## Work to do
Write out the material exactly. Do not include the pictures.

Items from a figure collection
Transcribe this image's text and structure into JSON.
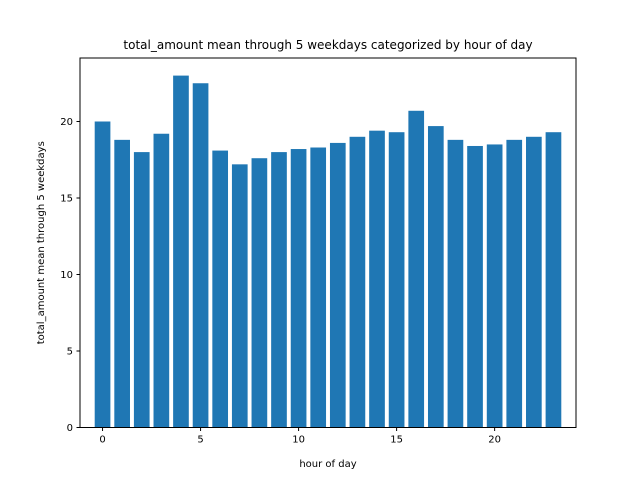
{
  "chart_data": {
    "type": "bar",
    "title": "total_amount mean through 5 weekdays categorized by hour of day",
    "xlabel": "hour of day",
    "ylabel": "total_amount mean through 5 weekdays",
    "x": [
      0,
      1,
      2,
      3,
      4,
      5,
      6,
      7,
      8,
      9,
      10,
      11,
      12,
      13,
      14,
      15,
      16,
      17,
      18,
      19,
      20,
      21,
      22,
      23
    ],
    "values": [
      20.0,
      18.8,
      18.0,
      19.2,
      23.0,
      22.5,
      18.1,
      17.2,
      17.6,
      18.0,
      18.2,
      18.3,
      18.6,
      19.0,
      19.4,
      19.3,
      20.7,
      19.7,
      18.8,
      18.4,
      18.5,
      18.8,
      19.0,
      19.3
    ],
    "xlim": [
      -1.15,
      24.15
    ],
    "ylim": [
      0,
      24.15
    ],
    "xticks": [
      0,
      5,
      10,
      15,
      20
    ],
    "yticks": [
      0,
      5,
      10,
      15,
      20
    ],
    "bar_color": "#1f77b4",
    "grid": false,
    "legend": "none"
  }
}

## Correct output
Transcribe this image's text and structure into JSON.
{
  "chart_data": {
    "type": "bar",
    "title": "total_amount mean through 5 weekdays categorized by hour of day",
    "xlabel": "hour of day",
    "ylabel": "total_amount mean through 5 weekdays",
    "x": [
      0,
      1,
      2,
      3,
      4,
      5,
      6,
      7,
      8,
      9,
      10,
      11,
      12,
      13,
      14,
      15,
      16,
      17,
      18,
      19,
      20,
      21,
      22,
      23
    ],
    "values": [
      20.0,
      18.8,
      18.0,
      19.2,
      23.0,
      22.5,
      18.1,
      17.2,
      17.6,
      18.0,
      18.2,
      18.3,
      18.6,
      19.0,
      19.4,
      19.3,
      20.7,
      19.7,
      18.8,
      18.4,
      18.5,
      18.8,
      19.0,
      19.3
    ],
    "xlim": [
      -1.15,
      24.15
    ],
    "ylim": [
      0,
      24.15
    ],
    "xticks": [
      0,
      5,
      10,
      15,
      20
    ],
    "yticks": [
      0,
      5,
      10,
      15,
      20
    ],
    "bar_color": "#1f77b4",
    "grid": false,
    "legend": "none"
  }
}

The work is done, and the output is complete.